> **Request**
Omit all pictures and give the records below again exactly as written.

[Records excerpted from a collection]
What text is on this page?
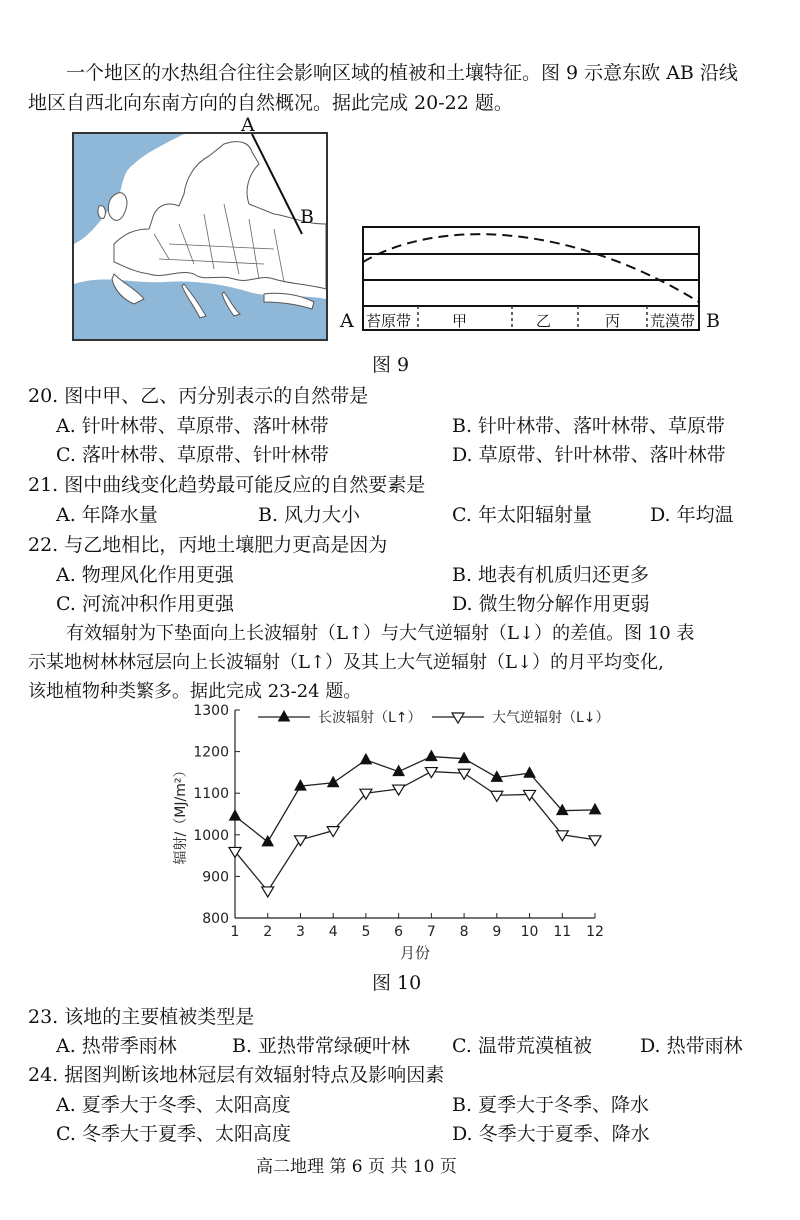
一个地区的水热组合往往会影响区域的植被和土壤特征。图 9 示意东欧 AB 沿线
地区自西北向东南方向的自然概况。据此完成 20-22 题。
A
B
苔原带	甲	乙	丙 荒漠带
A	B
图 9
20. 图中甲、乙、丙分别表示的自然带是
A. 针叶林带、草原带、落叶林带	B. 针叶林带、落叶林带、草原带
C. 落叶林带、草原带、针叶林带	D. 草原带、针叶林带、落叶林带
21. 图中曲线变化趋势最可能反应的自然要素是
A. 年降水量	B. 风力大小	C. 年太阳辐射量	D. 年均温
22. 与乙地相比，丙地土壤肥力更高是因为
A. 物理风化作用更强	B. 地表有机质归还更多
C. 河流冲积作用更强	D. 微生物分解作用更弱
有效辐射为下垫面向上长波辐射（L↑）与大气逆辐射（L↓）的差值。图 10 表
示某地树林林冠层向上长波辐射（L↑）及其上大气逆辐射（L↓）的月平均变化,
该地植物种类繁多。据此完成 23-24 题。
800
900
1000
1100
1200
1300
1 2 3 4 5 6 7 8 9 10 11 12
月份
辐射/（MJ/m²）
长波辐射（L↑）	大气逆辐射（L↓）
图 10
23. 该地的主要植被类型是
A. 热带季雨林	B. 亚热带常绿硬叶林 C. 温带荒漠植被	D. 热带雨林
24. 据图判断该地林冠层有效辐射特点及影响因素
A. 夏季大于冬季、太阳高度	B. 夏季大于冬季、降水
C. 冬季大于夏季、太阳高度	D. 冬季大于夏季、降水
高二地理 第 6 页 共 10 页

> **Task solution**
What text is on this page?
一个地区的水热组合往往会影响区域的植被和土壤特征。图 9 示意东欧 AB 沿线
地区自西北向东南方向的自然概况。据此完成 20-22 题。
A
B
苔原带	甲	乙	丙 荒漠带
A	B
图 9
20. 图中甲、乙、丙分别表示的自然带是
A. 针叶林带、草原带、落叶林带	B. 针叶林带、落叶林带、草原带
C. 落叶林带、草原带、针叶林带	D. 草原带、针叶林带、落叶林带
21. 图中曲线变化趋势最可能反应的自然要素是
A. 年降水量	B. 风力大小	C. 年太阳辐射量	D. 年均温
22. 与乙地相比，丙地土壤肥力更高是因为
A. 物理风化作用更强	B. 地表有机质归还更多
C. 河流冲积作用更强	D. 微生物分解作用更弱
有效辐射为下垫面向上长波辐射（L↑）与大气逆辐射（L↓）的差值。图 10 表
示某地树林林冠层向上长波辐射（L↑）及其上大气逆辐射（L↓）的月平均变化,
该地植物种类繁多。据此完成 23-24 题。
800
900
1000
1100
1200
1300
1 2 3 4 5 6 7 8 9 10 11 12
月份
辐射/（MJ/m²）
长波辐射（L↑）	大气逆辐射（L↓）
图 10
23. 该地的主要植被类型是
A. 热带季雨林	B. 亚热带常绿硬叶林 C. 温带荒漠植被	D. 热带雨林
24. 据图判断该地林冠层有效辐射特点及影响因素
A. 夏季大于冬季、太阳高度	B. 夏季大于冬季、降水
C. 冬季大于夏季、太阳高度	D. 冬季大于夏季、降水
高二地理 第 6 页 共 10 页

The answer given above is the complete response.